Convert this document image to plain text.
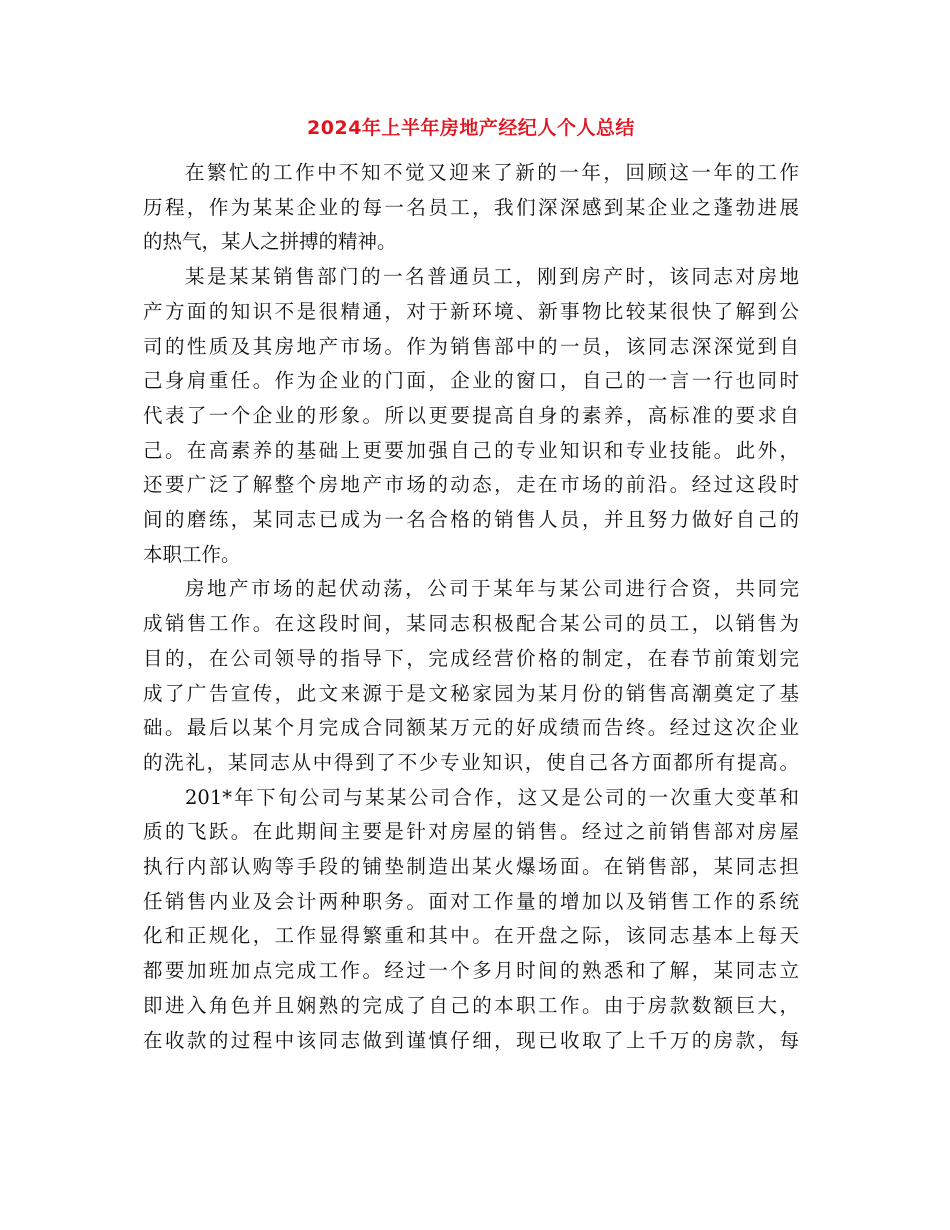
2024年上半年房地产经纪人个人总结
在繁忙的工作中不知不觉又迎来了新的一年，回顾这一年的工作
历程，作为某某企业的每一名员工，我们深深感到某企业之蓬勃进展
的热气，某人之拼搏的精神。
某是某某销售部门的一名普通员工，刚到房产时，该同志对房地
产方面的知识不是很精通，对于新环境、新事物比较某很快了解到公
司的性质及其房地产市场。作为销售部中的一员，该同志深深觉到自
己身肩重任。作为企业的门面，企业的窗口，自己的一言一行也同时
代表了一个企业的形象。所以更要提高自身的素养，高标准的要求自
己。在高素养的基础上更要加强自己的专业知识和专业技能。此外，
还要广泛了解整个房地产市场的动态，走在市场的前沿。经过这段时
间的磨练，某同志已成为一名合格的销售人员，并且努力做好自己的
本职工作。
房地产市场的起伏动荡，公司于某年与某公司进行合资，共同完
成销售工作。在这段时间，某同志积极配合某公司的员工，以销售为
目的，在公司领导的指导下，完成经营价格的制定，在春节前策划完
成了广告宣传，此文来源于是文秘家园为某月份的销售高潮奠定了基
础。最后以某个月完成合同额某万元的好成绩而告终。经过这次企业
的洗礼，某同志从中得到了不少专业知识，使自己各方面都所有提高。
201*年下旬公司与某某公司合作，这又是公司的一次重大变革和
质的飞跃。在此期间主要是针对房屋的销售。经过之前销售部对房屋
执行内部认购等手段的铺垫制造出某火爆场面。在销售部，某同志担
任销售内业及会计两种职务。面对工作量的增加以及销售工作的系统
化和正规化，工作显得繁重和其中。在开盘之际，该同志基本上每天
都要加班加点完成工作。经过一个多月时间的熟悉和了解，某同志立
即进入角色并且娴熟的完成了自己的本职工作。由于房款数额巨大，
在收款的过程中该同志做到谨慎仔细，现已收取了上千万的房款，每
----------------------------------------
• PROBLEM TO SOLVE
Extract every line of the data exactly; pictures stay out.

• SOLUTION TO THE PROBLEM
Convert this document image to plain text.
2024年上半年房地产经纪人个人总结
在繁忙的工作中不知不觉又迎来了新的一年，回顾这一年的工作
历程，作为某某企业的每一名员工，我们深深感到某企业之蓬勃进展
的热气，某人之拼搏的精神。
某是某某销售部门的一名普通员工，刚到房产时，该同志对房地
产方面的知识不是很精通，对于新环境、新事物比较某很快了解到公
司的性质及其房地产市场。作为销售部中的一员，该同志深深觉到自
己身肩重任。作为企业的门面，企业的窗口，自己的一言一行也同时
代表了一个企业的形象。所以更要提高自身的素养，高标准的要求自
己。在高素养的基础上更要加强自己的专业知识和专业技能。此外，
还要广泛了解整个房地产市场的动态，走在市场的前沿。经过这段时
间的磨练，某同志已成为一名合格的销售人员，并且努力做好自己的
本职工作。
房地产市场的起伏动荡，公司于某年与某公司进行合资，共同完
成销售工作。在这段时间，某同志积极配合某公司的员工，以销售为
目的，在公司领导的指导下，完成经营价格的制定，在春节前策划完
成了广告宣传，此文来源于是文秘家园为某月份的销售高潮奠定了基
础。最后以某个月完成合同额某万元的好成绩而告终。经过这次企业
的洗礼，某同志从中得到了不少专业知识，使自己各方面都所有提高。
201*年下旬公司与某某公司合作，这又是公司的一次重大变革和
质的飞跃。在此期间主要是针对房屋的销售。经过之前销售部对房屋
执行内部认购等手段的铺垫制造出某火爆场面。在销售部，某同志担
任销售内业及会计两种职务。面对工作量的增加以及销售工作的系统
化和正规化，工作显得繁重和其中。在开盘之际，该同志基本上每天
都要加班加点完成工作。经过一个多月时间的熟悉和了解，某同志立
即进入角色并且娴熟的完成了自己的本职工作。由于房款数额巨大，
在收款的过程中该同志做到谨慎仔细，现已收取了上千万的房款，每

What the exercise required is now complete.